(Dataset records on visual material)

================

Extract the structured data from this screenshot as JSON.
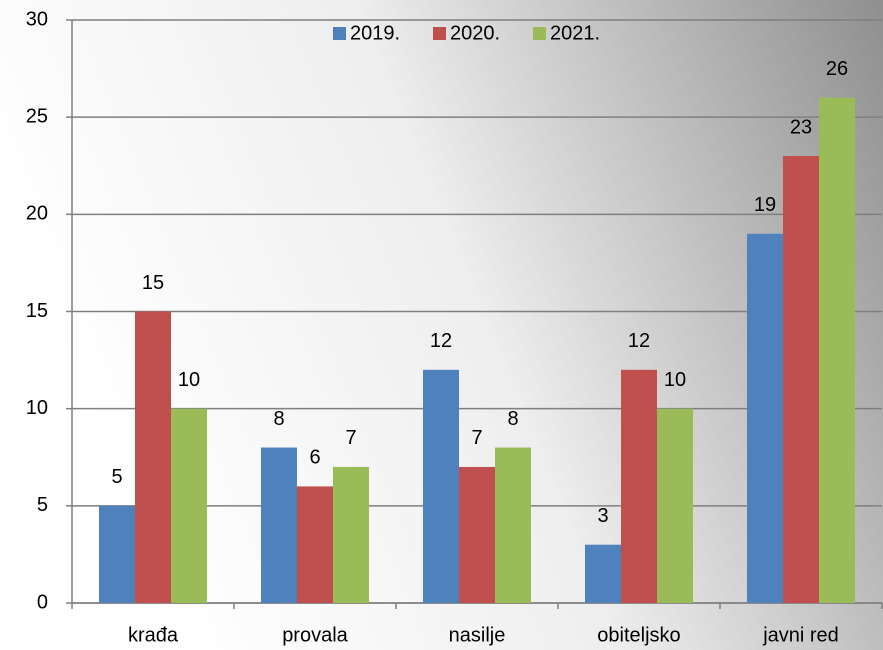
{
  "chart_data": {
    "type": "bar",
    "categories": [
      "krađa",
      "provala",
      "nasilje",
      "obiteljsko",
      "javni red"
    ],
    "series": [
      {
        "name": "2019.",
        "color": "#4f81bd",
        "values": [
          5,
          8,
          12,
          3,
          19
        ]
      },
      {
        "name": "2020.",
        "color": "#c0504d",
        "values": [
          15,
          6,
          7,
          12,
          23
        ]
      },
      {
        "name": "2021.",
        "color": "#9bbb59",
        "values": [
          10,
          7,
          8,
          10,
          26
        ]
      }
    ],
    "ylim": [
      0,
      30
    ],
    "yticks": [
      0,
      5,
      10,
      15,
      20,
      25,
      30
    ],
    "grid": true,
    "legend": "top"
  }
}
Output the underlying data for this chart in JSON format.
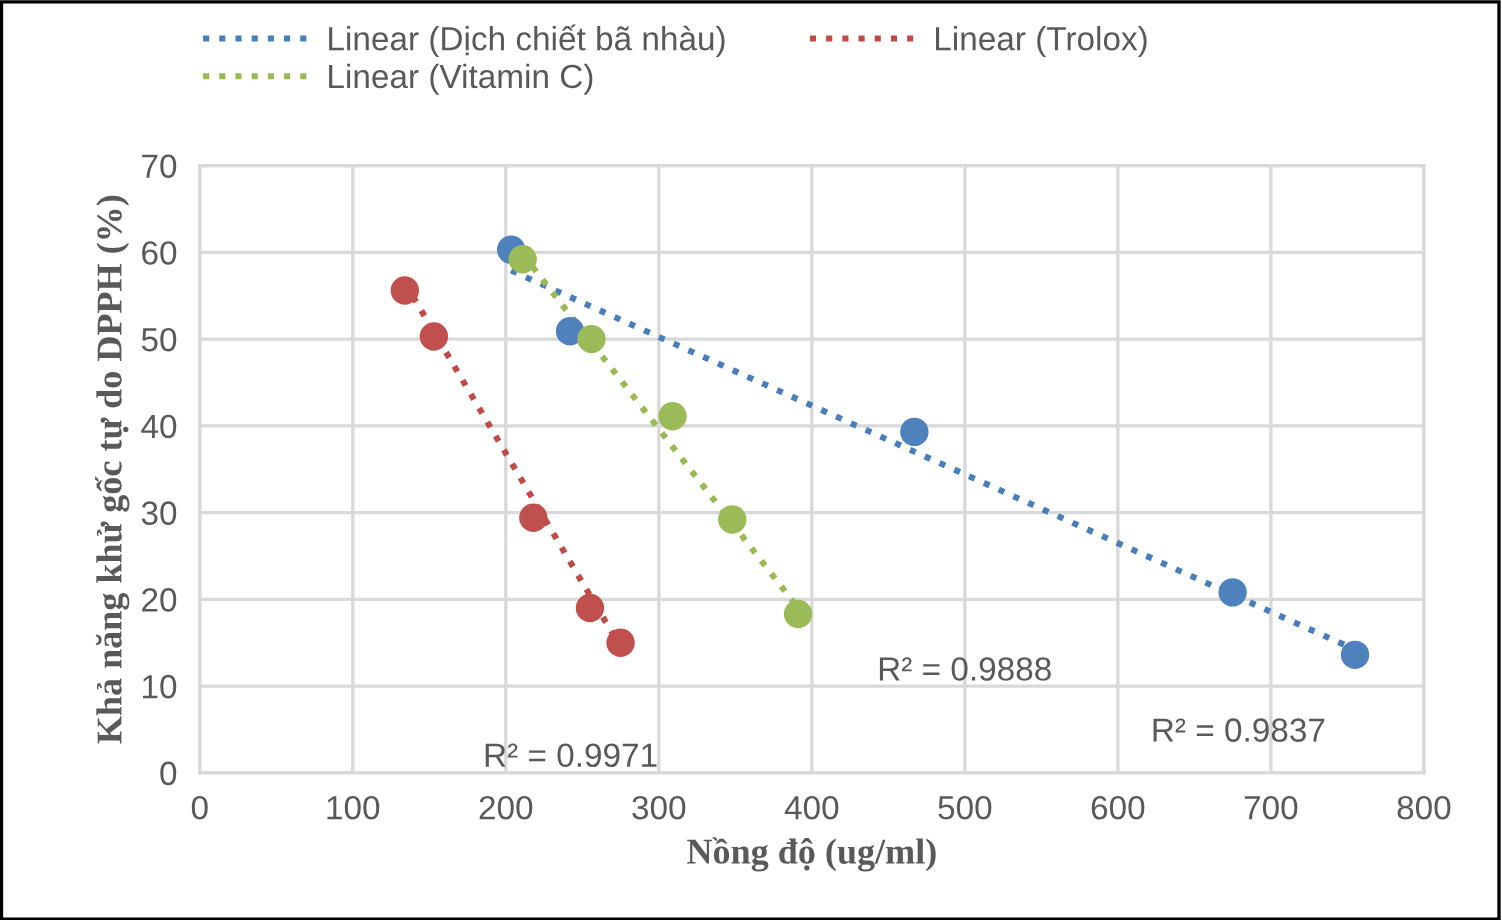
{
  "chart_data": {
    "type": "scatter",
    "xlabel": "Nồng độ (ug/ml)",
    "ylabel": "Khả năng khử gốc tự do DPPH (%)",
    "xlim": [
      0,
      800
    ],
    "xticks": [
      0,
      100,
      200,
      300,
      400,
      500,
      600,
      700,
      800
    ],
    "ylim": [
      0,
      70
    ],
    "yticks": [
      0,
      10,
      20,
      30,
      40,
      50,
      60,
      70
    ],
    "grid": true,
    "legend": "top",
    "marker": "circle",
    "series": [
      {
        "type": "line",
        "name": "Linear (Dịch chiết bã nhàu)",
        "color": "#4a7ebb",
        "line_style": "dotted",
        "marker": "none",
        "x": [
          203.5,
          755
        ],
        "values": [
          57.9,
          14.2
        ]
      },
      {
        "type": "line",
        "name": "Linear (Trolox)",
        "color": "#be4b48",
        "line_style": "dotted",
        "marker": "none",
        "x": [
          134,
          275
        ],
        "values": [
          56.5,
          14.5
        ]
      },
      {
        "type": "line",
        "name": "Linear (Vitamin C)",
        "color": "#98b954",
        "line_style": "dotted",
        "marker": "none",
        "x": [
          211,
          391
        ],
        "values": [
          59.8,
          19.0
        ]
      },
      {
        "color": "#4f81bd",
        "x": [
          203.5,
          242,
          467,
          675,
          755
        ],
        "values": [
          60.3,
          50.9,
          39.3,
          20.8,
          13.6
        ]
      },
      {
        "color": "#c0504d",
        "x": [
          134,
          153,
          218,
          255,
          275
        ],
        "values": [
          55.6,
          50.3,
          29.4,
          19.0,
          15.0
        ]
      },
      {
        "color": "#9bbb59",
        "x": [
          211,
          256,
          309,
          348,
          391
        ],
        "values": [
          59.2,
          50.0,
          41.1,
          29.2,
          18.3
        ]
      }
    ],
    "annotations": [
      "R² = 0.9837",
      "R² = 0.9971",
      "R² = 0.9888"
    ]
  }
}
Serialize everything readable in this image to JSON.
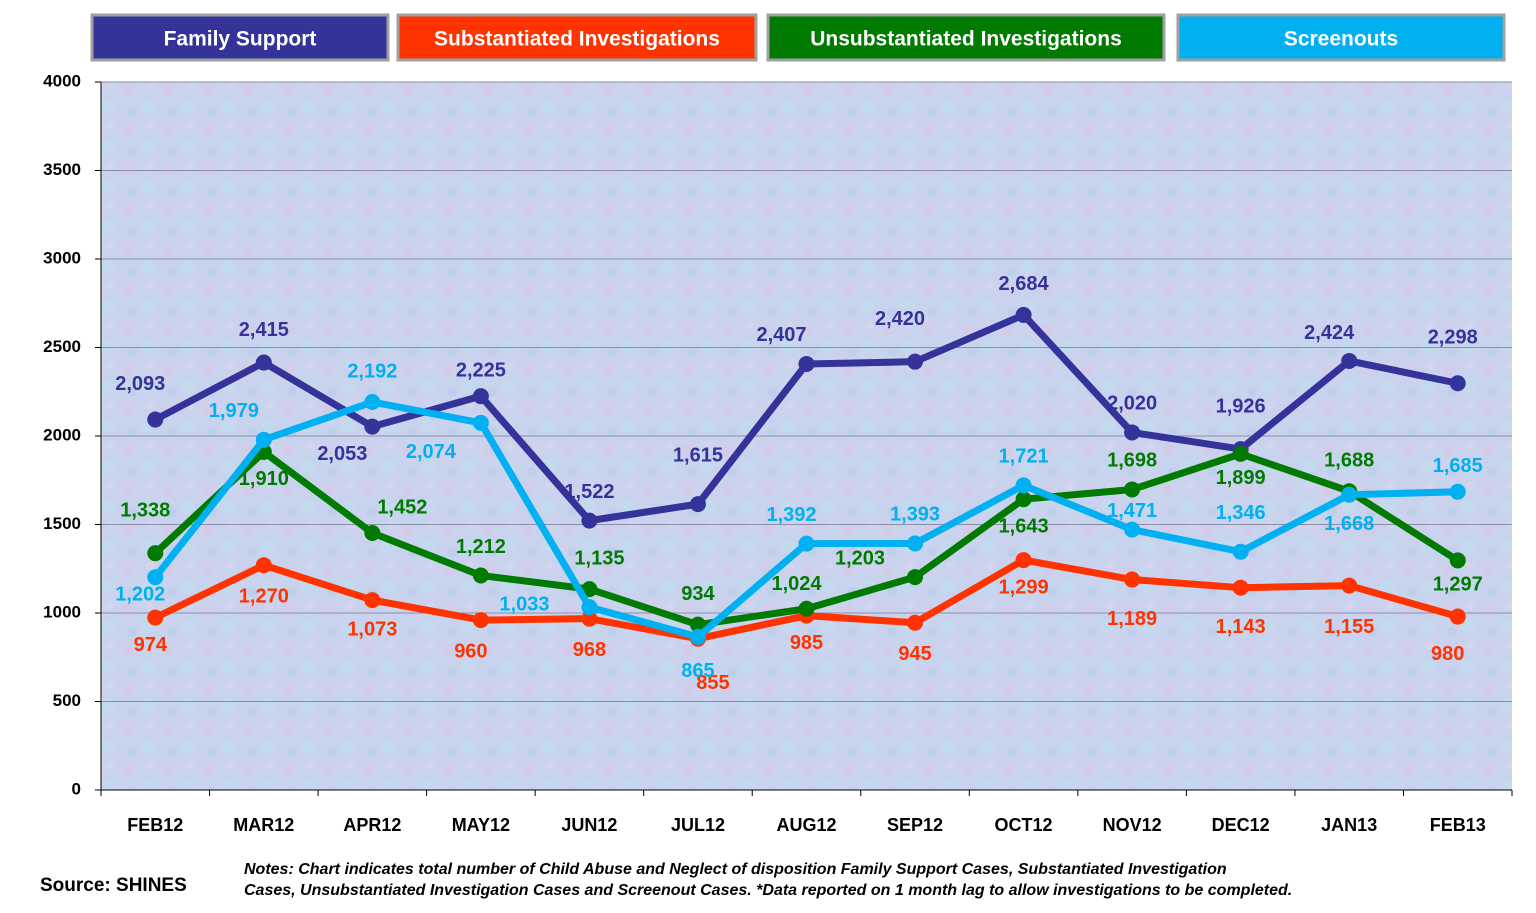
{
  "chart_data": {
    "type": "line",
    "categories": [
      "FEB12",
      "MAR12",
      "APR12",
      "MAY12",
      "JUN12",
      "JUL12",
      "AUG12",
      "SEP12",
      "OCT12",
      "NOV12",
      "DEC12",
      "JAN13",
      "FEB13"
    ],
    "series": [
      {
        "name": "Family Support",
        "color": "#333399",
        "values": [
          2093,
          2415,
          2053,
          2225,
          1522,
          1615,
          2407,
          2420,
          2684,
          2020,
          1926,
          2424,
          2298
        ],
        "value_labels": [
          "2,093",
          "2,415",
          "2,053",
          "2,225",
          "1,522",
          "1,615",
          "2,407",
          "2,420",
          "2,684",
          "2,020",
          "1,926",
          "2,424",
          "2,298"
        ]
      },
      {
        "name": "Substantiated Investigations",
        "color": "#ff3300",
        "values": [
          974,
          1270,
          1073,
          960,
          968,
          855,
          985,
          945,
          1299,
          1189,
          1143,
          1155,
          980
        ],
        "value_labels": [
          "974",
          "1,270",
          "1,073",
          "960",
          "968",
          "855",
          "985",
          "945",
          "1,299",
          "1,189",
          "1,143",
          "1,155",
          "980"
        ]
      },
      {
        "name": "Unsubstantiated Investigations",
        "color": "#007a00",
        "values": [
          1338,
          1910,
          1452,
          1212,
          1135,
          934,
          1024,
          1203,
          1643,
          1698,
          1899,
          1688,
          1297
        ],
        "value_labels": [
          "1,338",
          "1,910",
          "1,452",
          "1,212",
          "1,135",
          "934",
          "1,024",
          "1,203",
          "1,643",
          "1,698",
          "1,899",
          "1,688",
          "1,297"
        ]
      },
      {
        "name": "Screenouts",
        "color": "#00b0f0",
        "values": [
          1202,
          1979,
          2192,
          2074,
          1033,
          865,
          1392,
          1393,
          1721,
          1471,
          1346,
          1668,
          1685
        ],
        "value_labels": [
          "1,202",
          "1,979",
          "2,192",
          "2,074",
          "1,033",
          "865",
          "1,392",
          "1,393",
          "1,721",
          "1,471",
          "1,346",
          "1,668",
          "1,685"
        ]
      }
    ],
    "ylim": [
      0,
      4000
    ],
    "yticks": [
      0,
      500,
      1000,
      1500,
      2000,
      2500,
      3000,
      3500,
      4000
    ],
    "grid": true,
    "source": "Source: SHINES",
    "notes": [
      "Notes: Chart indicates total number of Child Abuse and Neglect of disposition  Family Support Cases, Substantiated Investigation",
      "Cases, Unsubstantiated  Investigation Cases and Screenout Cases.  *Data reported on 1 month lag to allow investigations to be completed."
    ]
  }
}
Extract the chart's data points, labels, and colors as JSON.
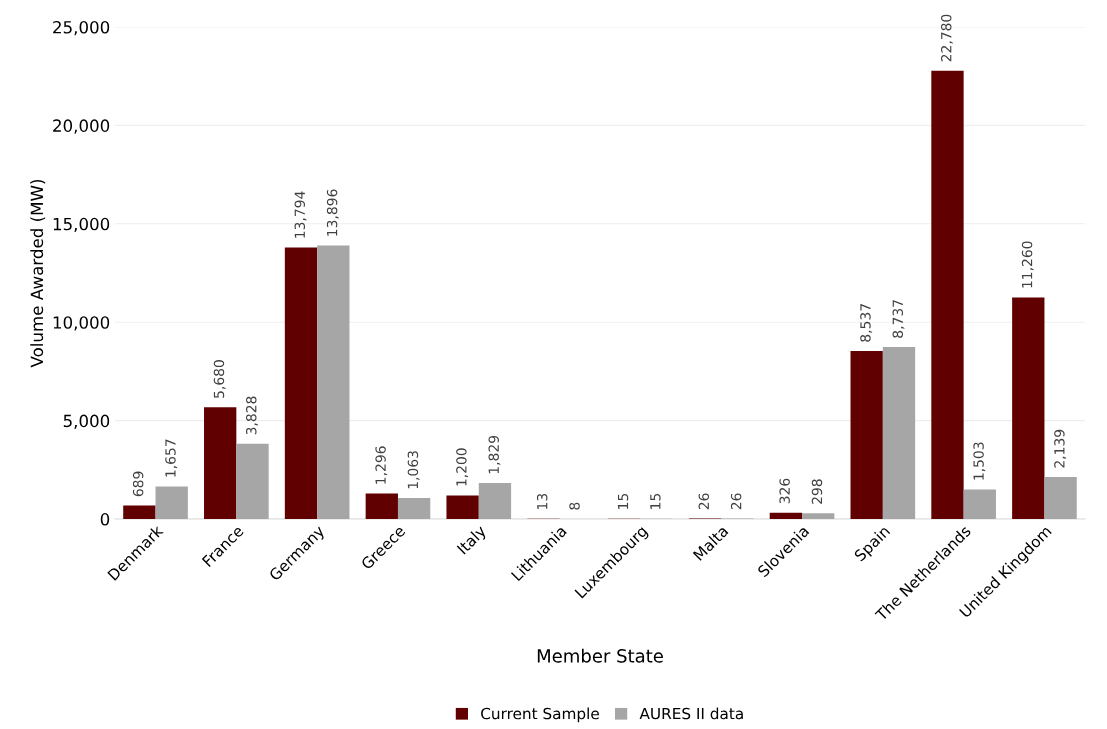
{
  "chart_data": {
    "type": "bar",
    "xlabel": "Member State",
    "ylabel": "Volume Awarded (MW)",
    "categories": [
      "Denmark",
      "France",
      "Germany",
      "Greece",
      "Italy",
      "Lithuania",
      "Luxembourg",
      "Malta",
      "Slovenia",
      "Spain",
      "The Netherlands",
      "United Kingdom"
    ],
    "series": [
      {
        "name": "Current Sample",
        "color": "#600000",
        "values": [
          689,
          5680,
          13794,
          1296,
          1200,
          13,
          15,
          26,
          326,
          8537,
          22780,
          11260
        ],
        "value_labels": [
          "689",
          "5,680",
          "13,794",
          "1,296",
          "1,200",
          "13",
          "15",
          "26",
          "326",
          "8,537",
          "22,780",
          "11,260"
        ]
      },
      {
        "name": "AURES II data",
        "color": "#a6a6a6",
        "values": [
          1657,
          3828,
          13896,
          1063,
          1829,
          8,
          15,
          26,
          298,
          8737,
          1503,
          2139
        ],
        "value_labels": [
          "1,657",
          "3,828",
          "13,896",
          "1,063",
          "1,829",
          "8",
          "15",
          "26",
          "298",
          "8,737",
          "1,503",
          "2,139"
        ]
      }
    ],
    "ylim": [
      0,
      25000
    ],
    "yticks": [
      0,
      {
        "value": 5000,
        "label": "5,000"
      },
      {
        "value": 10000,
        "label": "10,000"
      },
      {
        "value": 15000,
        "label": "15,000"
      },
      {
        "value": 20000,
        "label": "20,000"
      },
      {
        "value": 25000,
        "label": "25,000"
      }
    ],
    "grid": "y",
    "legend": "bottom"
  }
}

================

• **Objective**
Return the listing above in full and without alteration, excluding its pictures.

• **Exercise output**
Extract the structured data from this screenshot as JSON.
{
  "chart_data": {
    "type": "bar",
    "categories": [
      "krađa",
      "provala",
      "nasilje",
      "obiteljsko",
      "javni red"
    ],
    "series": [
      {
        "name": "2019.",
        "color": "#4f81bd",
        "values": [
          5,
          8,
          12,
          3,
          19
        ]
      },
      {
        "name": "2020.",
        "color": "#c0504d",
        "values": [
          15,
          6,
          7,
          12,
          23
        ]
      },
      {
        "name": "2021.",
        "color": "#9bbb59",
        "values": [
          10,
          7,
          8,
          10,
          26
        ]
      }
    ],
    "ylim": [
      0,
      30
    ],
    "yticks": [
      0,
      5,
      10,
      15,
      20,
      25,
      30
    ],
    "grid": true,
    "legend": "top"
  }
}
Output the underlying data for this chart in JSON format.
{
  "chart_data": {
    "type": "scatter",
    "xlabel": "Nồng độ (ug/ml)",
    "ylabel": "Khả năng khử gốc tự do DPPH (%)",
    "xlim": [
      0,
      800
    ],
    "xticks": [
      0,
      100,
      200,
      300,
      400,
      500,
      600,
      700,
      800
    ],
    "ylim": [
      0,
      70
    ],
    "yticks": [
      0,
      10,
      20,
      30,
      40,
      50,
      60,
      70
    ],
    "grid": true,
    "legend": "top",
    "marker": "circle",
    "series": [
      {
        "type": "line",
        "name": "Linear (Dịch chiết bã nhàu)",
        "color": "#4a7ebb",
        "line_style": "dotted",
        "marker": "none",
        "x": [
          203.5,
          755
        ],
        "values": [
          57.9,
          14.2
        ]
      },
      {
        "type": "line",
        "name": "Linear (Trolox)",
        "color": "#be4b48",
        "line_style": "dotted",
        "marker": "none",
        "x": [
          134,
          275
        ],
        "values": [
          56.5,
          14.5
        ]
      },
      {
        "type": "line",
        "name": "Linear (Vitamin C)",
        "color": "#98b954",
        "line_style": "dotted",
        "marker": "none",
        "x": [
          211,
          391
        ],
        "values": [
          59.8,
          19.0
        ]
      },
      {
        "color": "#4f81bd",
        "x": [
          203.5,
          242,
          467,
          675,
          755
        ],
        "values": [
          60.3,
          50.9,
          39.3,
          20.8,
          13.6
        ]
      },
      {
        "color": "#c0504d",
        "x": [
          134,
          153,
          218,
          255,
          275
        ],
        "values": [
          55.6,
          50.3,
          29.4,
          19.0,
          15.0
        ]
      },
      {
        "color": "#9bbb59",
        "x": [
          211,
          256,
          309,
          348,
          391
        ],
        "values": [
          59.2,
          50.0,
          41.1,
          29.2,
          18.3
        ]
      }
    ],
    "annotations": [
      "R² = 0.9837",
      "R² = 0.9971",
      "R² = 0.9888"
    ]
  }
}
Serialize everything readable in this image to JSON.
{
  "chart_data": {
    "type": "line",
    "categories": [
      "FEB12",
      "MAR12",
      "APR12",
      "MAY12",
      "JUN12",
      "JUL12",
      "AUG12",
      "SEP12",
      "OCT12",
      "NOV12",
      "DEC12",
      "JAN13",
      "FEB13"
    ],
    "series": [
      {
        "name": "Family Support",
        "color": "#333399",
        "values": [
          2093,
          2415,
          2053,
          2225,
          1522,
          1615,
          2407,
          2420,
          2684,
          2020,
          1926,
          2424,
          2298
        ],
        "value_labels": [
          "2,093",
          "2,415",
          "2,053",
          "2,225",
          "1,522",
          "1,615",
          "2,407",
          "2,420",
          "2,684",
          "2,020",
          "1,926",
          "2,424",
          "2,298"
        ]
      },
      {
        "name": "Substantiated Investigations",
        "color": "#ff3300",
        "values": [
          974,
          1270,
          1073,
          960,
          968,
          855,
          985,
          945,
          1299,
          1189,
          1143,
          1155,
          980
        ],
        "value_labels": [
          "974",
          "1,270",
          "1,073",
          "960",
          "968",
          "855",
          "985",
          "945",
          "1,299",
          "1,189",
          "1,143",
          "1,155",
          "980"
        ]
      },
      {
        "name": "Unsubstantiated Investigations",
        "color": "#007a00",
        "values": [
          1338,
          1910,
          1452,
          1212,
          1135,
          934,
          1024,
          1203,
          1643,
          1698,
          1899,
          1688,
          1297
        ],
        "value_labels": [
          "1,338",
          "1,910",
          "1,452",
          "1,212",
          "1,135",
          "934",
          "1,024",
          "1,203",
          "1,643",
          "1,698",
          "1,899",
          "1,688",
          "1,297"
        ]
      },
      {
        "name": "Screenouts",
        "color": "#00b0f0",
        "values": [
          1202,
          1979,
          2192,
          2074,
          1033,
          865,
          1392,
          1393,
          1721,
          1471,
          1346,
          1668,
          1685
        ],
        "value_labels": [
          "1,202",
          "1,979",
          "2,192",
          "2,074",
          "1,033",
          "865",
          "1,392",
          "1,393",
          "1,721",
          "1,471",
          "1,346",
          "1,668",
          "1,685"
        ]
      }
    ],
    "ylim": [
      0,
      4000
    ],
    "yticks": [
      0,
      500,
      1000,
      1500,
      2000,
      2500,
      3000,
      3500,
      4000
    ],
    "grid": true,
    "source": "Source: SHINES",
    "notes": [
      "Notes: Chart indicates total number of Child Abuse and Neglect of disposition  Family Support Cases, Substantiated Investigation",
      "Cases, Unsubstantiated  Investigation Cases and Screenout Cases.  *Data reported on 1 month lag to allow investigations to be completed."
    ]
  }
}
Extract the chart's data points, labels, and colors as JSON.
{
  "chart_data": {
    "type": "bar",
    "xlabel": "Member State",
    "ylabel": "Volume Awarded (MW)",
    "categories": [
      "Denmark",
      "France",
      "Germany",
      "Greece",
      "Italy",
      "Lithuania",
      "Luxembourg",
      "Malta",
      "Slovenia",
      "Spain",
      "The Netherlands",
      "United Kingdom"
    ],
    "series": [
      {
        "name": "Current Sample",
        "color": "#600000",
        "values": [
          689,
          5680,
          13794,
          1296,
          1200,
          13,
          15,
          26,
          326,
          8537,
          22780,
          11260
        ],
        "value_labels": [
          "689",
          "5,680",
          "13,794",
          "1,296",
          "1,200",
          "13",
          "15",
          "26",
          "326",
          "8,537",
          "22,780",
          "11,260"
        ]
      },
      {
        "name": "AURES II data",
        "color": "#a6a6a6",
        "values": [
          1657,
          3828,
          13896,
          1063,
          1829,
          8,
          15,
          26,
          298,
          8737,
          1503,
          2139
        ],
        "value_labels": [
          "1,657",
          "3,828",
          "13,896",
          "1,063",
          "1,829",
          "8",
          "15",
          "26",
          "298",
          "8,737",
          "1,503",
          "2,139"
        ]
      }
    ],
    "ylim": [
      0,
      25000
    ],
    "yticks": [
      0,
      {
        "value": 5000,
        "label": "5,000"
      },
      {
        "value": 10000,
        "label": "10,000"
      },
      {
        "value": 15000,
        "label": "15,000"
      },
      {
        "value": 20000,
        "label": "20,000"
      },
      {
        "value": 25000,
        "label": "25,000"
      }
    ],
    "grid": "y",
    "legend": "bottom"
  }
}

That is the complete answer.